--- Task requirements ---
Copy out all lines with the word "JSON" in them.
** Start of Record set **
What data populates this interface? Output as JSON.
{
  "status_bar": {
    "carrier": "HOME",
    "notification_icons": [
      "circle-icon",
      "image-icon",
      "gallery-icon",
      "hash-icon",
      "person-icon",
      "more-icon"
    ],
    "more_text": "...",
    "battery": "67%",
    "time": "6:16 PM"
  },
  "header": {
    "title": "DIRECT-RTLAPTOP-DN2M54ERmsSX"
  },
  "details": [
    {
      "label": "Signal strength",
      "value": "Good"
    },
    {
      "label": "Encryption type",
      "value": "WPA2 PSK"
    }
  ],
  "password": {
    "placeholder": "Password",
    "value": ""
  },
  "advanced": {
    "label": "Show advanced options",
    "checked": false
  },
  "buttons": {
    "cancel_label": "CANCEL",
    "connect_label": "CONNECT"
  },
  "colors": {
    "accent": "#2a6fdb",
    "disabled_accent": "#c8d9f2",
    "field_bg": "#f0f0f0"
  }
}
** End of Record set **
** Start of Record set **
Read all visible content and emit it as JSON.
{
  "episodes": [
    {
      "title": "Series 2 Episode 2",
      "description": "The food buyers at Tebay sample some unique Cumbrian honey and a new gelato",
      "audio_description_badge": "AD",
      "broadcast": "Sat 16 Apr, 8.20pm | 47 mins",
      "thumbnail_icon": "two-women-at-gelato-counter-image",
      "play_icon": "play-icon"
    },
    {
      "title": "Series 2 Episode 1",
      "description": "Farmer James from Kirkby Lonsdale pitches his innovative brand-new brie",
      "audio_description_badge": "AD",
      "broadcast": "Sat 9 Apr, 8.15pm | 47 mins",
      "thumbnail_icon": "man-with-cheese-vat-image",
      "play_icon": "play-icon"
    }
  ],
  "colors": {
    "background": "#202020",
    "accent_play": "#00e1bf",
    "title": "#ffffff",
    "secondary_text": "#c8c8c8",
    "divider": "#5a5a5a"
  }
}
** End of Record set **
** Start of Record set **
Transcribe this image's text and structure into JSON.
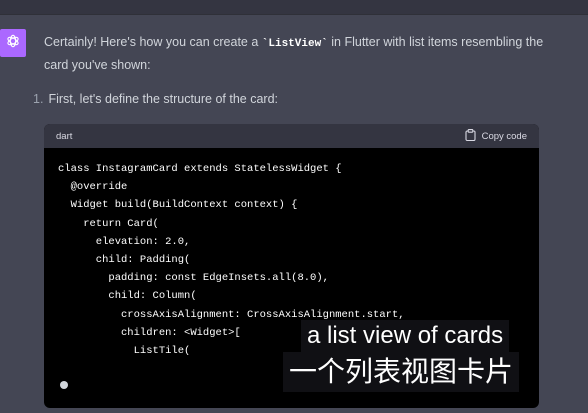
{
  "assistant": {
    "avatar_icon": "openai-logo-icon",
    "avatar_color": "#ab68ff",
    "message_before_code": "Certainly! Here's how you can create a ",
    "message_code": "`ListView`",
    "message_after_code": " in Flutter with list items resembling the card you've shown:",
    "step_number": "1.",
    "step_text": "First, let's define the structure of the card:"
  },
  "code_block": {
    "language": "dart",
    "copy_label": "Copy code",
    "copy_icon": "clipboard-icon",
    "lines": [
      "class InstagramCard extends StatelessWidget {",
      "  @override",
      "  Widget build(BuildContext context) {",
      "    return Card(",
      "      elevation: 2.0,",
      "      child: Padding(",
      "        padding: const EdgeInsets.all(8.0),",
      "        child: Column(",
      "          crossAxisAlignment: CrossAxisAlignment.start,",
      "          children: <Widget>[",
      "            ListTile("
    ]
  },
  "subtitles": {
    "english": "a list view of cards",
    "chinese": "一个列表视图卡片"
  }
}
** End of Record set **
--- Output for this exercise ---
What data populates this interface? Output as JSON.
Read all visible content and emit it as JSON.
Transcribe this image's text and structure into JSON.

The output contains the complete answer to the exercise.